* Exercise description *
Copy every line of the data in which the word "wapenlast" occurs.

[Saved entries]
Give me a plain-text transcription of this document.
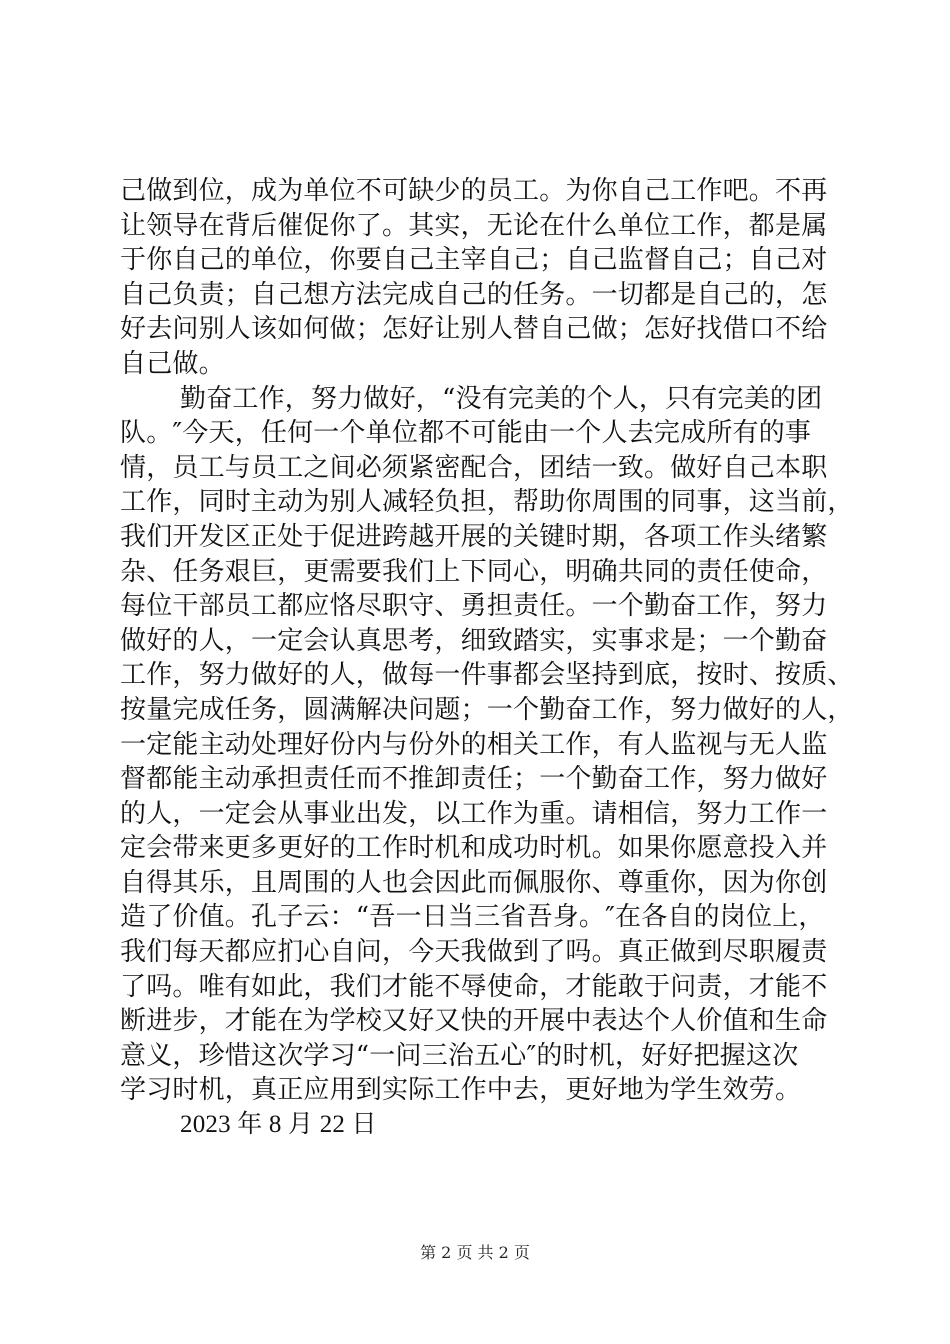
己做到位，成为单位不可缺少的员工。为你自己工作吧。不再
让领导在背后催促你了。其实，无论在什么单位工作，都是属
于你自己的单位，你要自己主宰自己；自己监督自己；自己对
自己负责；自己想方法完成自己的任务。一切都是自己的，怎
好去问别人该如何做；怎好让别人替自己做；怎好找借口不给
自己做。
勤奋工作，努力做好，“没有完美的个人，只有完美的团
队。″今天，任何一个单位都不可能由一个人去完成所有的事
情，员工与员工之间必须紧密配合，团结一致。做好自己本职
工作，同时主动为别人减轻负担，帮助你周围的同事，这当前，
我们开发区正处于促进跨越开展的关键时期，各项工作头绪繁
杂、任务艰巨，更需要我们上下同心，明确共同的责任使命，
每位干部员工都应恪尽职守、勇担责任。一个勤奋工作，努力
做好的人，一定会认真思考，细致踏实，实事求是；一个勤奋
工作，努力做好的人，做每一件事都会坚持到底，按时、按质、
按量完成任务，圆满解决问题；一个勤奋工作，努力做好的人，
一定能主动处理好份内与份外的相关工作，有人监视与无人监
督都能主动承担责任而不推卸责任；一个勤奋工作，努力做好
的人，一定会从事业出发，以工作为重。请相信，努力工作一
定会带来更多更好的工作时机和成功时机。如果你愿意投入并
自得其乐，且周围的人也会因此而佩服你、尊重你，因为你创
造了价值。孔子云：“吾一日当三省吾身。″在各自的岗位上，
我们每天都应扪心自问，今天我做到了吗。真正做到尽职履责
了吗。唯有如此，我们才能不辱使命，才能敢于问责，才能不
断进步，才能在为学校又好又快的开展中表达个人价值和生命
意义，珍惜这次学习“一问三治五心″的时机，好好把握这次
学习时机，真正应用到实际工作中去，更好地为学生效劳。
2023 年 8 月 22 日
第 2 页 共 2 页
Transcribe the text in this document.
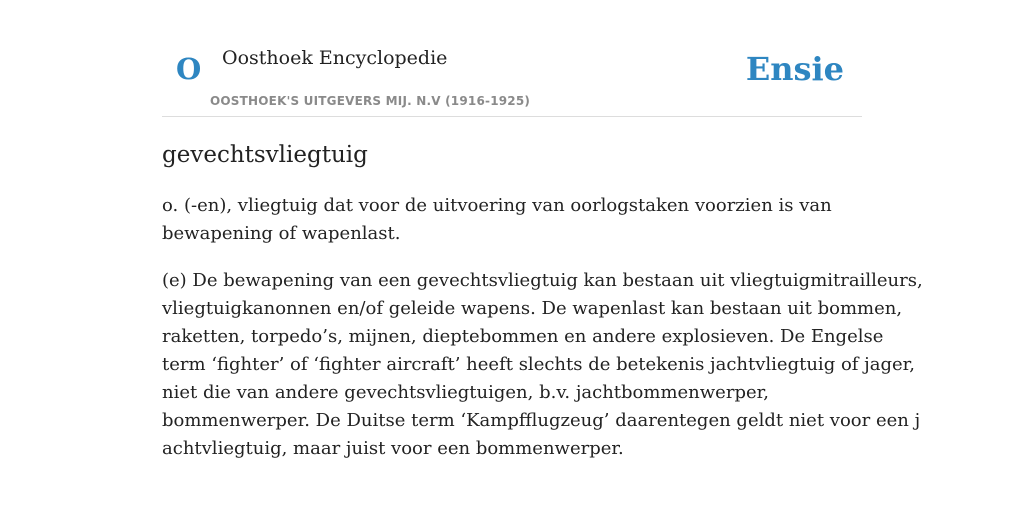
O Oosthoek Encyclopedie
OOSTHOEK'S UITGEVERS MIJ. N.V (1916-1925)
Ensie
gevechtsvliegtuig

o. (-en), vliegtuig dat voor de uitvoering van oorlogstaken voorzien is van
bewapening of wapenlast.

(e) De bewapening van een gevechtsvliegtuig kan bestaan uit vliegtuigmitrailleurs,
vliegtuigkanonnen en/of geleide wapens. De wapenlast kan bestaan uit bommen,
raketten, torpedo’s, mijnen, dieptebommen en andere explosieven. De Engelse
term ‘fighter’ of ‘fighter aircraft’ heeft slechts de betekenis jachtvliegtuig of jager,
niet die van andere gevechtsvliegtuigen, b.v. jachtbommenwerper,
bommenwerper. De Duitse term ‘Kampfflugzeug’ daarentegen geldt niet voor een j
achtvliegtuig, maar juist voor een bommenwerper.
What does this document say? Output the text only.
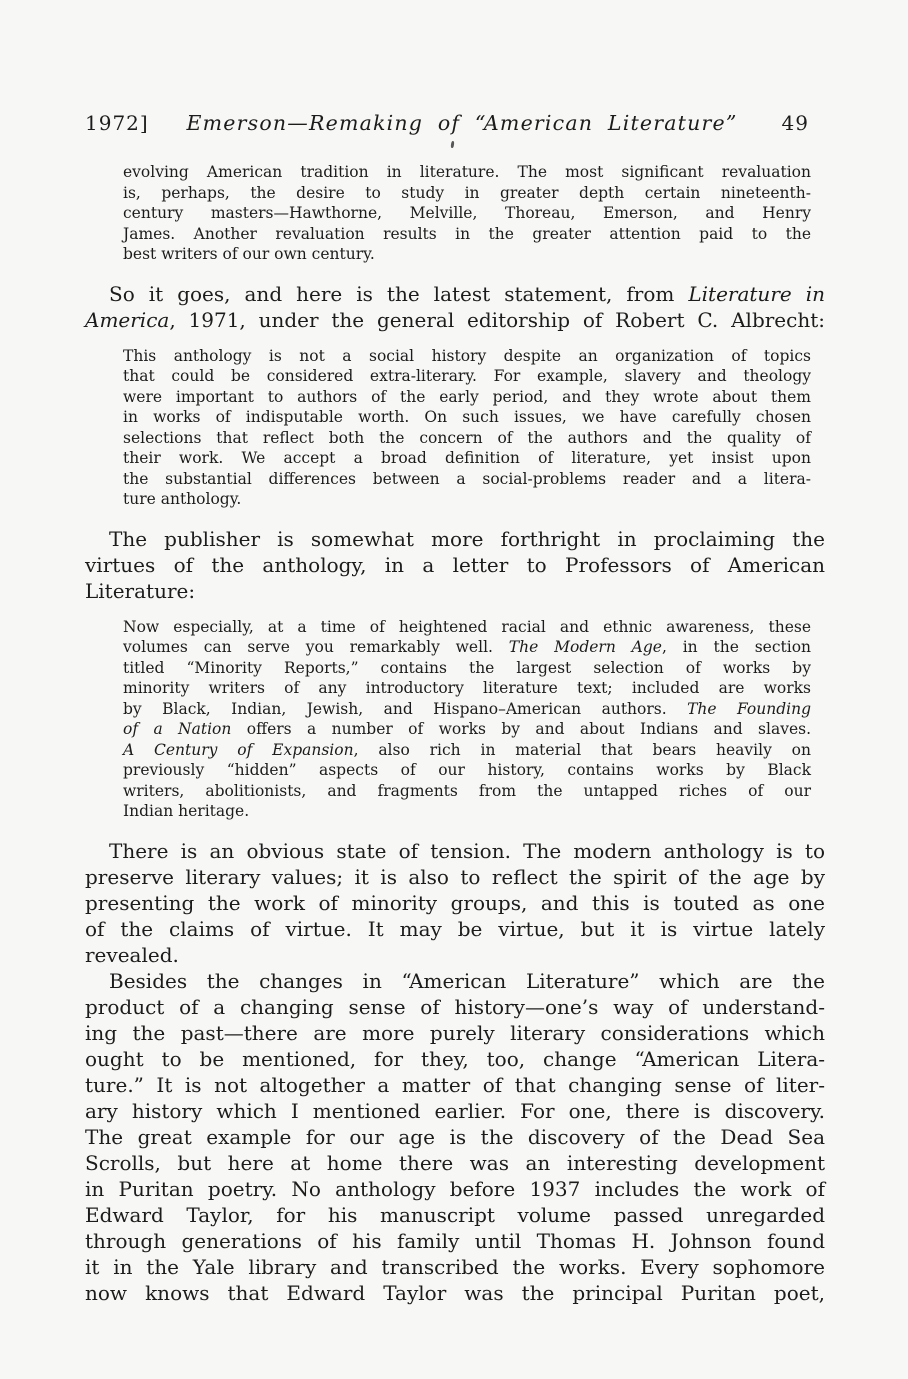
1972]	Emerson—Remaking of “American Literature”	49
evolving American tradition in literature. The most significant revaluation
is, perhaps, the desire to study in greater depth certain nineteenth-
century masters—Hawthorne, Melville, Thoreau, Emerson, and Henry
James. Another revaluation results in the greater attention paid to the
best writers of our own century.
So it goes, and here is the latest statement, from Literature in
America, 1971, under the general editorship of Robert C. Albrecht:
This anthology is not a social history despite an organization of topics
that could be considered extra-literary. For example, slavery and theology
were important to authors of the early period, and they wrote about them
in works of indisputable worth. On such issues, we have carefully chosen
selections that reflect both the concern of the authors and the quality of
their work. We accept a broad definition of literature, yet insist upon
the substantial differences between a social-problems reader and a litera-
ture anthology.
The publisher is somewhat more forthright in proclaiming the
virtues of the anthology, in a letter to Professors of American
Literature:
Now especially, at a time of heightened racial and ethnic awareness, these
volumes can serve you remarkably well. The Modern Age, in the section
titled “Minority Reports,” contains the largest selection of works by
minority writers of any introductory literature text; included are works
by Black, Indian, Jewish, and Hispano–American authors. The Founding
of a Nation offers a number of works by and about Indians and slaves.
A Century of Expansion, also rich in material that bears heavily on
previously “hidden” aspects of our history, contains works by Black
writers, abolitionists, and fragments from the untapped riches of our
Indian heritage.
There is an obvious state of tension. The modern anthology is to
preserve literary values; it is also to reflect the spirit of the age by
presenting the work of minority groups, and this is touted as one
of the claims of virtue. It may be virtue, but it is virtue lately
revealed.
Besides the changes in “American Literature” which are the
product of a changing sense of history—one’s way of understand-
ing the past—there are more purely literary considerations which
ought to be mentioned, for they, too, change “American Litera-
ture.” It is not altogether a matter of that changing sense of liter-
ary history which I mentioned earlier. For one, there is discovery.
The great example for our age is the discovery of the Dead Sea
Scrolls, but here at home there was an interesting development
in Puritan poetry. No anthology before 1937 includes the work of
Edward Taylor, for his manuscript volume passed unregarded
through generations of his family until Thomas H. Johnson found
it in the Yale library and transcribed the works. Every sophomore
now knows that Edward Taylor was the principal Puritan poet,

* The result *
bewapening of wapenlast.
vliegtuigkanonnen en/of geleide wapens. De wapenlast kan bestaan uit bommen,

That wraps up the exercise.